Task to complete: What you return must match the listing word for word.

Exercise material:
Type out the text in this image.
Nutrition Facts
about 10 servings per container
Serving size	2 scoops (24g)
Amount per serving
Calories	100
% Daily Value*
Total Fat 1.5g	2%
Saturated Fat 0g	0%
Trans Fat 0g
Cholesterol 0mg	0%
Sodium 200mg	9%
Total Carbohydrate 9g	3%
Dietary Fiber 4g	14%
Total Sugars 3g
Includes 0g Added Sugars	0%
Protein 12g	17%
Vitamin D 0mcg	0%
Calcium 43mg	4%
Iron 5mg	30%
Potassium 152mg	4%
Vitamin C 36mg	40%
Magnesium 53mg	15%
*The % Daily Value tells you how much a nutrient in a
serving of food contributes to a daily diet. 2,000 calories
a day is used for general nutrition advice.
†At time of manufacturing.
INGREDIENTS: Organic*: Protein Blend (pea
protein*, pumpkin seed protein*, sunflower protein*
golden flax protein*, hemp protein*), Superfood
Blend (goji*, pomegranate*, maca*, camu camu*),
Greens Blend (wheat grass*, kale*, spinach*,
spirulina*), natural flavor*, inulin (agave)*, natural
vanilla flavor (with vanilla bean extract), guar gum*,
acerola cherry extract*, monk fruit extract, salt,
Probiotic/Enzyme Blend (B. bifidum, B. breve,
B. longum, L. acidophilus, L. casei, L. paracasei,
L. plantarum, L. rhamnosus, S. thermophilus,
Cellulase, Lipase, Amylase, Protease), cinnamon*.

Written reply:
Type out the text in this image.
Nutrition Facts
about 10 servings per container
Serving size	2 scoops (24g)
Amount per serving
Calories	100
% Daily Value*
Total Fat 1.5g	2%
Saturated Fat 0g	0%
Trans Fat 0g
Cholesterol 0mg	0%
Sodium 200mg	9%
Total Carbohydrate 9g	3%
Dietary Fiber 4g	14%
Total Sugars 3g
Includes 0g Added Sugars	0%
Protein 12g	17%
Vitamin D 0mcg	0%
Calcium 43mg	4%
Iron 5mg	30%
Potassium 152mg	4%
Vitamin C 36mg	40%
Magnesium 53mg	15%
*The % Daily Value tells you how much a nutrient in a
serving of food contributes to a daily diet. 2,000 calories
a day is used for general nutrition advice.
†At time of manufacturing.
INGREDIENTS: Organic*: Protein Blend (pea
protein*, pumpkin seed protein*, sunflower protein*
golden flax protein*, hemp protein*), Superfood
Blend (goji*, pomegranate*, maca*, camu camu*),
Greens Blend (wheat grass*, kale*, spinach*,
spirulina*), natural flavor*, inulin (agave)*, natural
vanilla flavor (with vanilla bean extract), guar gum*,
acerola cherry extract*, monk fruit extract, salt,
Probiotic/Enzyme Blend (B. bifidum, B. breve,
B. longum, L. acidophilus, L. casei, L. paracasei,
L. plantarum, L. rhamnosus, S. thermophilus,
Cellulase, Lipase, Amylase, Protease), cinnamon*.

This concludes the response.